### Task requirements
Every record here needs to be written out again exactly.

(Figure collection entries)
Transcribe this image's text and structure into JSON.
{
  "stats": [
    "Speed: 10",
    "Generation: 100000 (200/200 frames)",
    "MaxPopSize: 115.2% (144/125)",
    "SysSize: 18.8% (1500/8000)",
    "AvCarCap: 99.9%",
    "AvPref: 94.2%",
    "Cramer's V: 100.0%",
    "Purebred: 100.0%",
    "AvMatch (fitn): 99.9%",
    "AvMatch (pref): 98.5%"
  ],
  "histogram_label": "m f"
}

### Response to the exercise
Transcribe this image's text and structure into JSON.
{
  "stats": [
    "Speed: 10",
    "Generation: 100000 (200/200 frames)",
    "MaxPopSize: 115.2% (144/125)",
    "SysSize: 18.8% (1500/8000)",
    "AvCarCap: 99.9%",
    "AvPref: 94.2%",
    "Cramer's V: 100.0%",
    "Purebred: 100.0%",
    "AvMatch (fitn): 99.9%",
    "AvMatch (pref): 98.5%"
  ],
  "histogram_label": "m f"
}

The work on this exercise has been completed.